(Data extracted from a collection)
• • • • • • •

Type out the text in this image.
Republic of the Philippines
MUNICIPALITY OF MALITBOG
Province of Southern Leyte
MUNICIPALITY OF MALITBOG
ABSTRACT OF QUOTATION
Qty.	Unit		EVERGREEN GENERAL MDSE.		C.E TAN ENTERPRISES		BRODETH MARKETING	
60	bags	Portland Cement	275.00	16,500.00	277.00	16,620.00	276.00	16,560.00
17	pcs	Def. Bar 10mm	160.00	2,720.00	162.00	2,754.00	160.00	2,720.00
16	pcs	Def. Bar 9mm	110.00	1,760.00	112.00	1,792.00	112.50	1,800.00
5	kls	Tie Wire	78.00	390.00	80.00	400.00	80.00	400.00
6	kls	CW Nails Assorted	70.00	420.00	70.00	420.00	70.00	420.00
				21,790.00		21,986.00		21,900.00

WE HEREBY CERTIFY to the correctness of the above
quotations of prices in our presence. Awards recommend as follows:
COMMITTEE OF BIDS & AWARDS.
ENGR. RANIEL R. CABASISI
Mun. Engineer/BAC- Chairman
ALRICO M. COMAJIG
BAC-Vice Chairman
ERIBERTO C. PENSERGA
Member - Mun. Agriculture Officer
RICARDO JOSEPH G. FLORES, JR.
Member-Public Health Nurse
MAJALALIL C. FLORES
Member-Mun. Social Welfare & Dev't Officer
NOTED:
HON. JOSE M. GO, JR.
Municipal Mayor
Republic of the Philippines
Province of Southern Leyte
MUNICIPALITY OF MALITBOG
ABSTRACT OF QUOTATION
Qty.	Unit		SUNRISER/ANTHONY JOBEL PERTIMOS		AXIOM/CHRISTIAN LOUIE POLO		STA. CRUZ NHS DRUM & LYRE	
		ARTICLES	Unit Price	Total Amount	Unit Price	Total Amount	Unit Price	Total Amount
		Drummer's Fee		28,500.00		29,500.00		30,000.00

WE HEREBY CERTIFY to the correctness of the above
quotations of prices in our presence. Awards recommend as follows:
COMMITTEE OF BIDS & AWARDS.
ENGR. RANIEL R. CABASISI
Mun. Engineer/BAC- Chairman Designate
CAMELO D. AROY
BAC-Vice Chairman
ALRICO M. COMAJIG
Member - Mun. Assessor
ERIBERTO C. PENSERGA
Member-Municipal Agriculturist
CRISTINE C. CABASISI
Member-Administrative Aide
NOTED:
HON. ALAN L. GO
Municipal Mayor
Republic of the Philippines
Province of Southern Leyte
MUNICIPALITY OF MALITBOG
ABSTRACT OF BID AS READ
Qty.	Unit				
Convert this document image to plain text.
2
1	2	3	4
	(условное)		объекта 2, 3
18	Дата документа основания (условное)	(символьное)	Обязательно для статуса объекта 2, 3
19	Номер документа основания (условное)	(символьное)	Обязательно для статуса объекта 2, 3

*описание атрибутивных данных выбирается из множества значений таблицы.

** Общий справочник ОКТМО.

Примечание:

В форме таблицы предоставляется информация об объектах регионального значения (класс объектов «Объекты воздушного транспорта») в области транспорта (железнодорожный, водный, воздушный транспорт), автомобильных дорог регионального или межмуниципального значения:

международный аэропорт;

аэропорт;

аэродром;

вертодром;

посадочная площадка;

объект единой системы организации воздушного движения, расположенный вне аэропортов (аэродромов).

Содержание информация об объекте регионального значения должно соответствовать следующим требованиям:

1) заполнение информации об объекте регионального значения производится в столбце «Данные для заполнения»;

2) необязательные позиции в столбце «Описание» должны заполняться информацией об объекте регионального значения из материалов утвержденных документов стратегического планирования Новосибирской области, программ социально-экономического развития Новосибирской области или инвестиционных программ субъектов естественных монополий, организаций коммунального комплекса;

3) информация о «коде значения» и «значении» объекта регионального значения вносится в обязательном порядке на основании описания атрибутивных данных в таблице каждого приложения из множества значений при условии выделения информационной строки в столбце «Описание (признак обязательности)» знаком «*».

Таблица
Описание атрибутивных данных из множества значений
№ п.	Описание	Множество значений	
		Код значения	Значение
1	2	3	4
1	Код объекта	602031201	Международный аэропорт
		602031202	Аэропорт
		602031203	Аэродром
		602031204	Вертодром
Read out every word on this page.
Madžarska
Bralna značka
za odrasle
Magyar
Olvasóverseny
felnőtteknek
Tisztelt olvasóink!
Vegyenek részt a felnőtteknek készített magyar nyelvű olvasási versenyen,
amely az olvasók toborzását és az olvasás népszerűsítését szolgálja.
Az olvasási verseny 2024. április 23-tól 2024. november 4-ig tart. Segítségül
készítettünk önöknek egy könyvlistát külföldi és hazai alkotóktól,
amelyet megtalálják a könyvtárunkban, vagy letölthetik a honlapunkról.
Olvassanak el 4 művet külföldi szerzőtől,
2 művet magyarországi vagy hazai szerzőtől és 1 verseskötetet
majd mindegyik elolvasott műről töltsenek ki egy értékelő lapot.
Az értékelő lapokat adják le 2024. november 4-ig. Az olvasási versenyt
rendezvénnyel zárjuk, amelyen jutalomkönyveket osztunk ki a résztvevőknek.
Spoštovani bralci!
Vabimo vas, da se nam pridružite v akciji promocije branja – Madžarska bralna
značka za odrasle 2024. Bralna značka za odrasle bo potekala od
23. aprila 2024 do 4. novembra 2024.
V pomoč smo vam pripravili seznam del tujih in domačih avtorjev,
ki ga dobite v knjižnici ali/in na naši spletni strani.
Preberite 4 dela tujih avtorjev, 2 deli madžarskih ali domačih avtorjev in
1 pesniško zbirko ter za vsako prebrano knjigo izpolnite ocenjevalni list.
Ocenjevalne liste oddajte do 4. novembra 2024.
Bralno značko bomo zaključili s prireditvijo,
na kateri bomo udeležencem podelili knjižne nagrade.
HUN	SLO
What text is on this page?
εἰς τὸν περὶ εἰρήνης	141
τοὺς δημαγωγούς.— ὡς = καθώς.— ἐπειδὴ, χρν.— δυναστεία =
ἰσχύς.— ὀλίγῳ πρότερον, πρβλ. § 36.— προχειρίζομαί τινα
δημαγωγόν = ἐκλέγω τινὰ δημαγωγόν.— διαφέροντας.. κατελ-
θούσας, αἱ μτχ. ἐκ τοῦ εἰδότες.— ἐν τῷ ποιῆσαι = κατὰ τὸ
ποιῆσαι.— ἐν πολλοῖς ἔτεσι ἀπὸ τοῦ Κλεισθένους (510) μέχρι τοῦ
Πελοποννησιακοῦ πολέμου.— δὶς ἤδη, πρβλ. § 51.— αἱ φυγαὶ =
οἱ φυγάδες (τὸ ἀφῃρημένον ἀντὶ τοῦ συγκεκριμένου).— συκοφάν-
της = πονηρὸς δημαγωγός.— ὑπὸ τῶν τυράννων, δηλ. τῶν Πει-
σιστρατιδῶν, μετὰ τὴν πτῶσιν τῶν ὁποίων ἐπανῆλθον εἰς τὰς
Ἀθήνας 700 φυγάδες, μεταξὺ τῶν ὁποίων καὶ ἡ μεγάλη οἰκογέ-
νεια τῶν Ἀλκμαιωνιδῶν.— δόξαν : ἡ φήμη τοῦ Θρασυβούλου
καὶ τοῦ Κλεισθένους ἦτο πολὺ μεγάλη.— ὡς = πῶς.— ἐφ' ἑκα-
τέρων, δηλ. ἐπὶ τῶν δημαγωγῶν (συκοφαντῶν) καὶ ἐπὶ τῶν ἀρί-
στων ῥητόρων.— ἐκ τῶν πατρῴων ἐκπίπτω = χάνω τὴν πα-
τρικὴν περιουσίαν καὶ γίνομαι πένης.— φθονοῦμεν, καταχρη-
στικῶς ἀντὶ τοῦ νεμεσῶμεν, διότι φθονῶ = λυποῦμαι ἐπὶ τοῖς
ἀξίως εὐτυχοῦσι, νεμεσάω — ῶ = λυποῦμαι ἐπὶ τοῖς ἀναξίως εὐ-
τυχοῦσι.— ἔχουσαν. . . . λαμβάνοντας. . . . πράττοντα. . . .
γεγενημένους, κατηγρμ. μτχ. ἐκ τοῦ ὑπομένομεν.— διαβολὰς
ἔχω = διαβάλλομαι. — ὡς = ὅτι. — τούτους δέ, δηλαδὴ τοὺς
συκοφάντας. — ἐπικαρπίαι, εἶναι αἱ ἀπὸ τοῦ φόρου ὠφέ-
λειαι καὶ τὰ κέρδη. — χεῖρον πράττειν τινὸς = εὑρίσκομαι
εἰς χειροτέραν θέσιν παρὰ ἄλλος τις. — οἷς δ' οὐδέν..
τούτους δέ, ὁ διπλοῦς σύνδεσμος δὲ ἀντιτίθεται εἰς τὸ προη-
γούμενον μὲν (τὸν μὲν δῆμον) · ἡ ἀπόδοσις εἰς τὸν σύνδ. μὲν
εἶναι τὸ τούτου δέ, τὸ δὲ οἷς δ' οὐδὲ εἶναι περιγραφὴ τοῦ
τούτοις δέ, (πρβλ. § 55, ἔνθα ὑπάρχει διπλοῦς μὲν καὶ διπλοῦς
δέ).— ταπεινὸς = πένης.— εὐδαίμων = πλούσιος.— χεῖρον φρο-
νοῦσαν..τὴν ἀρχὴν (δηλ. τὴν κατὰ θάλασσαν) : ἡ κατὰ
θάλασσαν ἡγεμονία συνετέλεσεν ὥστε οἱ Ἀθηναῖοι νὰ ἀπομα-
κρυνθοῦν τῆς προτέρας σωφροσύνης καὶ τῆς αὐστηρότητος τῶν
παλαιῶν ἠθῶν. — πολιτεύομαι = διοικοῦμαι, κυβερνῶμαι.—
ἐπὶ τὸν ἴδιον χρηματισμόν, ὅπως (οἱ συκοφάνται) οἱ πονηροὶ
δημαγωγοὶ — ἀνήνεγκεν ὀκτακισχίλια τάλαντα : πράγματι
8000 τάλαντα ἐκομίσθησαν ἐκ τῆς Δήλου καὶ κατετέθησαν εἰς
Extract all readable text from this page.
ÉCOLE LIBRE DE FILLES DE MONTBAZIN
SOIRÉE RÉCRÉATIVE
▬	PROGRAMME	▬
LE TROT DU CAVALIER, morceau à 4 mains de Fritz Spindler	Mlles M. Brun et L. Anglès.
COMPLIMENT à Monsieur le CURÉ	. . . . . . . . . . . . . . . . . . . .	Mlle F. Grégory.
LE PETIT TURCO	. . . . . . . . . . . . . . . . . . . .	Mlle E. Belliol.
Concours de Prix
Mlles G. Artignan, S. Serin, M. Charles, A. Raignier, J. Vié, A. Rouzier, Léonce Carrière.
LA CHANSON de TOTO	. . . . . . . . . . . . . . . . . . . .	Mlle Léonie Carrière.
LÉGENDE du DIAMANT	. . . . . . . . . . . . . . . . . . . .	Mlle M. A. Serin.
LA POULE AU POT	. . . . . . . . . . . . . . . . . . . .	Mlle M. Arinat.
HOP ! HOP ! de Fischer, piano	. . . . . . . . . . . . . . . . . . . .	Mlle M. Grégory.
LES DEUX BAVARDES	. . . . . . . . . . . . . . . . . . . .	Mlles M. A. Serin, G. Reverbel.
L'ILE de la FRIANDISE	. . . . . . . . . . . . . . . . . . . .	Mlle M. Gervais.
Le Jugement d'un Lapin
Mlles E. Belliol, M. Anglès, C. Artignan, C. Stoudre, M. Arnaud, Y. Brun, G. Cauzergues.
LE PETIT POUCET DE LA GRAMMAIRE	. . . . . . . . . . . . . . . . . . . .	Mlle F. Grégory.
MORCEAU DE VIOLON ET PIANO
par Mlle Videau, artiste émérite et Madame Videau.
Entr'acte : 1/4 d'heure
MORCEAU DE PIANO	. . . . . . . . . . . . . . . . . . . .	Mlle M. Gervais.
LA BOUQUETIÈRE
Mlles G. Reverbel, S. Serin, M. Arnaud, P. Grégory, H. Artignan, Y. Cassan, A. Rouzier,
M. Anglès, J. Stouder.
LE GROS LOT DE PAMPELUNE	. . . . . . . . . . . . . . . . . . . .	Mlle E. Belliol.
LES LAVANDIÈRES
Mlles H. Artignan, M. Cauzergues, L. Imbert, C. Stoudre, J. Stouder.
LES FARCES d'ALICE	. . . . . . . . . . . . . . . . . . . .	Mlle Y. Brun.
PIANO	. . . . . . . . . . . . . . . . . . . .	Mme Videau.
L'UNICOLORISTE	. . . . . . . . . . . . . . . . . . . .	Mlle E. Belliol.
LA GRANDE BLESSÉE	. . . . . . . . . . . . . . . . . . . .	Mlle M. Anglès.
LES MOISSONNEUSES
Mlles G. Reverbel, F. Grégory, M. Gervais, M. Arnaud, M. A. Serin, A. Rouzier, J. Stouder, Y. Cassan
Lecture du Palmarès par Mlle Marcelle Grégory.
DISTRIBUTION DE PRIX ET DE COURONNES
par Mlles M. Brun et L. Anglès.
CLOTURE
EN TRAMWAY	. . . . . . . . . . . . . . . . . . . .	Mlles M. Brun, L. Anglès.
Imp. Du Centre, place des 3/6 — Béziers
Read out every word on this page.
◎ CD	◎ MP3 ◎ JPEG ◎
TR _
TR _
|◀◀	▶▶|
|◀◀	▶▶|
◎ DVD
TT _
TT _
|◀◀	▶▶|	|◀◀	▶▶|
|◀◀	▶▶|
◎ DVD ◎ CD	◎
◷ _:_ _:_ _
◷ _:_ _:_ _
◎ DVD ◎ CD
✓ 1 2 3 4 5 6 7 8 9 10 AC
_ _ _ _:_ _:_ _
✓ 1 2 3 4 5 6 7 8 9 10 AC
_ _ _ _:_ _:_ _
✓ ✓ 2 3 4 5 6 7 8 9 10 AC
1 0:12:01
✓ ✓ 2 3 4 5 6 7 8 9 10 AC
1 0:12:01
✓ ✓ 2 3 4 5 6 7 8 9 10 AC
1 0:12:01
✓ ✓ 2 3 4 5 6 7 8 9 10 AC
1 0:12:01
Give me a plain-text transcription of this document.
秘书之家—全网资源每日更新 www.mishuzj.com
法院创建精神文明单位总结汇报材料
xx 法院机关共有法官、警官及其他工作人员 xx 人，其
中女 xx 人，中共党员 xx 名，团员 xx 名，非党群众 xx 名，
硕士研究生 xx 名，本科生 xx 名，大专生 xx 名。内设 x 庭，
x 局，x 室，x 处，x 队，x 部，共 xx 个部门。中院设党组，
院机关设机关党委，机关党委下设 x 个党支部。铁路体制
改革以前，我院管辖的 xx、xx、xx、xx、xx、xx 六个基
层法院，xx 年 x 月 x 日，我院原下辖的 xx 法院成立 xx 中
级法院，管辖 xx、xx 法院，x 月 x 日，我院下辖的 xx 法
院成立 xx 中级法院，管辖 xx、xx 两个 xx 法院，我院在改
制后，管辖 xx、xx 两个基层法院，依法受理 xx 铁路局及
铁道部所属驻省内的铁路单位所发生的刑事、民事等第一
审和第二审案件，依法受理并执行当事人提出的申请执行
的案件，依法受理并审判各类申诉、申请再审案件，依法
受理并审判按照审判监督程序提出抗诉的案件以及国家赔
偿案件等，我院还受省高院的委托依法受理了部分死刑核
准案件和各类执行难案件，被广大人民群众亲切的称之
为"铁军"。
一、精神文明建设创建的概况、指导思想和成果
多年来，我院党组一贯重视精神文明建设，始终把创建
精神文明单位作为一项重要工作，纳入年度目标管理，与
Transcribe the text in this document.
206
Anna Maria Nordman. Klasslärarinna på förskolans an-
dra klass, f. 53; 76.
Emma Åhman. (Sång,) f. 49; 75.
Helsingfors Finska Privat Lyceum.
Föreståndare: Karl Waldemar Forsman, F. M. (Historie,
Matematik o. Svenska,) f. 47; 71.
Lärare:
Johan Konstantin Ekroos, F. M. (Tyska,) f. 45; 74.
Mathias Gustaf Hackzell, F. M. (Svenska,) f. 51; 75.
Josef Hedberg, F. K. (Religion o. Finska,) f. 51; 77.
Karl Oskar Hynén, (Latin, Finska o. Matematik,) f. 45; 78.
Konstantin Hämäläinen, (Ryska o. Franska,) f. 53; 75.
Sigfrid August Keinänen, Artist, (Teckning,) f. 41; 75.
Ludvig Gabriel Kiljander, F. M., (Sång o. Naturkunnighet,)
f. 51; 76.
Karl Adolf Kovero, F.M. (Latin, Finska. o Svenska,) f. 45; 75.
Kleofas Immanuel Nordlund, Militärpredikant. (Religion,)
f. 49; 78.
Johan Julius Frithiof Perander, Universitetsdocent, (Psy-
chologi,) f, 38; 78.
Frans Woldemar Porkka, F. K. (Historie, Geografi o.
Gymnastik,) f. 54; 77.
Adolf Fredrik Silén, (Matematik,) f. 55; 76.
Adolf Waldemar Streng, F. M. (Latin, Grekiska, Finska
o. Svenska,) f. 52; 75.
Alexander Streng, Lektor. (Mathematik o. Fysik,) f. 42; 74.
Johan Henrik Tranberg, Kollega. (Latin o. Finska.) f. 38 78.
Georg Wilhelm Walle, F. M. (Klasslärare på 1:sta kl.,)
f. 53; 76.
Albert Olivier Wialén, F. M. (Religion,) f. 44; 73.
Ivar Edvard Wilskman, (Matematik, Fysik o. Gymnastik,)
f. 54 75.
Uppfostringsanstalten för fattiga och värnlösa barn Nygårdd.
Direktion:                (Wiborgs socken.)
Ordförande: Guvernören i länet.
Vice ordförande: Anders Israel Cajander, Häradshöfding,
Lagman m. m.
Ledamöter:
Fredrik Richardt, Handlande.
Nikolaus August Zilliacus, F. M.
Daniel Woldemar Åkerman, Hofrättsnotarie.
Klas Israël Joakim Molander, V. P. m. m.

• • • • • • •

— DO THIS —
Count the lines in the records above that contain the word "november", and give only that number.

— ANSWER TO THIS PROBLEM —
2